- Data excerpts:

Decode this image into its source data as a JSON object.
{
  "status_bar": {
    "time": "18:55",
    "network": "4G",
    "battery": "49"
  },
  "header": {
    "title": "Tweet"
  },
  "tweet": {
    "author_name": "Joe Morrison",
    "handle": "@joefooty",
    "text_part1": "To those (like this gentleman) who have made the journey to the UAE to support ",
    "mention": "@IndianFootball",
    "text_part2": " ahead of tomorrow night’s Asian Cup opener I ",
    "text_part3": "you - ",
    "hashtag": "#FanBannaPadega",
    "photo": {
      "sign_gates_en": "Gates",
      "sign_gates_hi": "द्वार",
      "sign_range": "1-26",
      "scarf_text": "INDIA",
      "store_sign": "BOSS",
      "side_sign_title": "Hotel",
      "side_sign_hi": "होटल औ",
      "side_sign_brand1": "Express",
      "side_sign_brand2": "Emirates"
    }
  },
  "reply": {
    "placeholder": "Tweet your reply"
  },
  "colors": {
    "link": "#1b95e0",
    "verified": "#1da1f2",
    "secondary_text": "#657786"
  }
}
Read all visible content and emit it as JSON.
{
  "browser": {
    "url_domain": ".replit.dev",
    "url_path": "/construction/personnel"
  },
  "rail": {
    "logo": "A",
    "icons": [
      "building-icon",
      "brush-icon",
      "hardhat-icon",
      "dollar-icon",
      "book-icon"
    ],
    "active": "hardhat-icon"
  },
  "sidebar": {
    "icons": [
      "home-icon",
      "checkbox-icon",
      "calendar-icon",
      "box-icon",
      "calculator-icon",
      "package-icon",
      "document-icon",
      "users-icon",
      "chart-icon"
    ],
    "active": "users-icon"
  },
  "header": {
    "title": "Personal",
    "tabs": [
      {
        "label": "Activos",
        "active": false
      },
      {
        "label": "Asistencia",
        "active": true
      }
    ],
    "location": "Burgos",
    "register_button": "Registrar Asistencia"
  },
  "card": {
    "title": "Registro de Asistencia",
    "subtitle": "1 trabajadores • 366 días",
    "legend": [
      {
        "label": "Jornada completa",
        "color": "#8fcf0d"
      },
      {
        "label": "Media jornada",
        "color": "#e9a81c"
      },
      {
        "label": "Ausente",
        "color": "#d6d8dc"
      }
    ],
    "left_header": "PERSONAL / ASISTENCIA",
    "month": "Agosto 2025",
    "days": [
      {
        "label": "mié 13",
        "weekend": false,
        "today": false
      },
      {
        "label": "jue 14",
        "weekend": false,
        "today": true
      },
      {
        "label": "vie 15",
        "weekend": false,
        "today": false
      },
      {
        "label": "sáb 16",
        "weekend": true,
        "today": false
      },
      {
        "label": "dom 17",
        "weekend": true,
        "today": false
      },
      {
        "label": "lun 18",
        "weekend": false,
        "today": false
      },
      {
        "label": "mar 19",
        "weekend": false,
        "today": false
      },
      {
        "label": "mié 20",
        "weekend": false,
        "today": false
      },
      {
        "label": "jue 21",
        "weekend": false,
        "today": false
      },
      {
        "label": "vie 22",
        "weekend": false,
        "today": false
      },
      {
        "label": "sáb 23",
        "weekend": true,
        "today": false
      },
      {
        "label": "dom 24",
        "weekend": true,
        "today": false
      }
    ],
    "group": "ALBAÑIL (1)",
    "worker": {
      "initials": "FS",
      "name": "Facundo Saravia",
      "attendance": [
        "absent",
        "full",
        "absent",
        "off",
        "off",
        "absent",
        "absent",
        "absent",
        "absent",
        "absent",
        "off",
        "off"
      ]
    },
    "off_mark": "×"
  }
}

- Task: Each record must be returned exactly as it is written.

- Task response:
Decode this image into its source data as a JSON object.
{
  "status_bar": {
    "time": "18:55",
    "network": "4G",
    "battery": "49"
  },
  "header": {
    "title": "Tweet"
  },
  "tweet": {
    "author_name": "Joe Morrison",
    "handle": "@joefooty",
    "text_part1": "To those (like this gentleman) who have made the journey to the UAE to support ",
    "mention": "@IndianFootball",
    "text_part2": " ahead of tomorrow night’s Asian Cup opener I ",
    "text_part3": "you - ",
    "hashtag": "#FanBannaPadega",
    "photo": {
      "sign_gates_en": "Gates",
      "sign_gates_hi": "द्वार",
      "sign_range": "1-26",
      "scarf_text": "INDIA",
      "store_sign": "BOSS",
      "side_sign_title": "Hotel",
      "side_sign_hi": "होटल औ",
      "side_sign_brand1": "Express",
      "side_sign_brand2": "Emirates"
    }
  },
  "reply": {
    "placeholder": "Tweet your reply"
  },
  "colors": {
    "link": "#1b95e0",
    "verified": "#1da1f2",
    "secondary_text": "#657786"
  }
}
Read all visible content and emit it as JSON.
{
  "browser": {
    "url_domain": ".replit.dev",
    "url_path": "/construction/personnel"
  },
  "rail": {
    "logo": "A",
    "icons": [
      "building-icon",
      "brush-icon",
      "hardhat-icon",
      "dollar-icon",
      "book-icon"
    ],
    "active": "hardhat-icon"
  },
  "sidebar": {
    "icons": [
      "home-icon",
      "checkbox-icon",
      "calendar-icon",
      "box-icon",
      "calculator-icon",
      "package-icon",
      "document-icon",
      "users-icon",
      "chart-icon"
    ],
    "active": "users-icon"
  },
  "header": {
    "title": "Personal",
    "tabs": [
      {
        "label": "Activos",
        "active": false
      },
      {
        "label": "Asistencia",
        "active": true
      }
    ],
    "location": "Burgos",
    "register_button": "Registrar Asistencia"
  },
  "card": {
    "title": "Registro de Asistencia",
    "subtitle": "1 trabajadores • 366 días",
    "legend": [
      {
        "label": "Jornada completa",
        "color": "#8fcf0d"
      },
      {
        "label": "Media jornada",
        "color": "#e9a81c"
      },
      {
        "label": "Ausente",
        "color": "#d6d8dc"
      }
    ],
    "left_header": "PERSONAL / ASISTENCIA",
    "month": "Agosto 2025",
    "days": [
      {
        "label": "mié 13",
        "weekend": false,
        "today": false
      },
      {
        "label": "jue 14",
        "weekend": false,
        "today": true
      },
      {
        "label": "vie 15",
        "weekend": false,
        "today": false
      },
      {
        "label": "sáb 16",
        "weekend": true,
        "today": false
      },
      {
        "label": "dom 17",
        "weekend": true,
        "today": false
      },
      {
        "label": "lun 18",
        "weekend": false,
        "today": false
      },
      {
        "label": "mar 19",
        "weekend": false,
        "today": false
      },
      {
        "label": "mié 20",
        "weekend": false,
        "today": false
      },
      {
        "label": "jue 21",
        "weekend": false,
        "today": false
      },
      {
        "label": "vie 22",
        "weekend": false,
        "today": false
      },
      {
        "label": "sáb 23",
        "weekend": true,
        "today": false
      },
      {
        "label": "dom 24",
        "weekend": true,
        "today": false
      }
    ],
    "group": "ALBAÑIL (1)",
    "worker": {
      "initials": "FS",
      "name": "Facundo Saravia",
      "attendance": [
        "absent",
        "full",
        "absent",
        "off",
        "off",
        "absent",
        "absent",
        "absent",
        "absent",
        "absent",
        "off",
        "off"
      ]
    },
    "off_mark": "×"
  }
}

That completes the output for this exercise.